• _TASK_:
Below are some records. Pull every line that contains the word "Mashed".

## begin DATA RECORDS

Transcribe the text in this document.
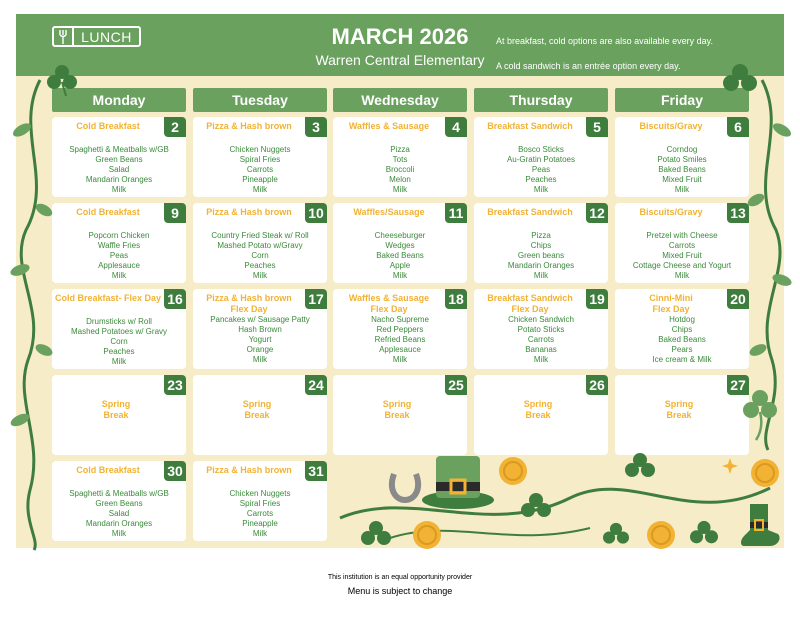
LUNCH	MARCH 2026
Warren Central Elementary
At breakfast, cold options are also available every day.
A cold sandwich is an entrée option every day.
Monday	Tuesday	Wednesday	Thursday	Friday
2
Cold Breakfast
Spaghetti & Meatballs w/GB
Green Beans
Salad
Mandarin Oranges
Milk
3
Pizza & Hash brown
Chicken Nuggets
Spiral Fries
Carrots
Pineapple
Milk
4
Waffles & Sausage
Pizza
Tots
Broccoli
Melon
Milk
5
Breakfast Sandwich
Bosco Sticks
Au-Gratin Potatoes
Peas
Peaches
Milk
6
Biscuits/Gravy
Corndog
Potato Smiles
Baked Beans
Mixed Fruit
Milk
9
Cold Breakfast
Popcorn Chicken
Waffle Fries
Peas
Applesauce
Milk
10
Pizza & Hash brown
Country Fried Steak w/ Roll
Mashed Potato w/Gravy
Corn
Peaches
Milk
11
Waffles/Sausage
Cheeseburger
Wedges
Baked Beans
Apple
Milk
12
Breakfast Sandwich
Pizza
Chips
Green beans
Mandarin Oranges
Milk
13
Biscuits/Gravy
Pretzel with Cheese
Carrots
Mixed Fruit
Cottage Cheese and Yogurt
Milk
16
Cold Breakfast- Flex Day
Drumsticks w/ Roll
Mashed Potatoes w/ Gravy
Corn
Peaches
Milk
17
Pizza & Hash brown
Flex Day
Pancakes w/ Sausage Patty
Hash Brown
Yogurt
Orange
Milk
18
Waffles & Sausage
Flex Day
Nacho Supreme
Red Peppers
Refried Beans
Applesauce
Milk
19
Breakfast Sandwich
Flex Day
Chicken Sandwich
Potato Sticks
Carrots
Bananas
Milk
20
Cinni-Mini
Flex Day
Hotdog
Chips
Baked Beans
Pears
Ice cream & Milk
23
Spring
Break
24
Spring
Break
25
Spring
Break
26
Spring
Break
27
Spring
Break
30
Cold Breakfast
Spaghetti & Meatballs w/GB
Green Beans
Salad
Mandarin Oranges
Milk
31
Pizza & Hash brown
Chicken Nuggets
Spiral Fries
Carrots
Pineapple
Milk
This institution is an equal opportunity provider
Menu is subject to change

## end DATA RECORDS

• _RESULT FOR THIS EXERCISE_:
Mashed Potato w/Gravy
Mashed Potatoes w/ Gravy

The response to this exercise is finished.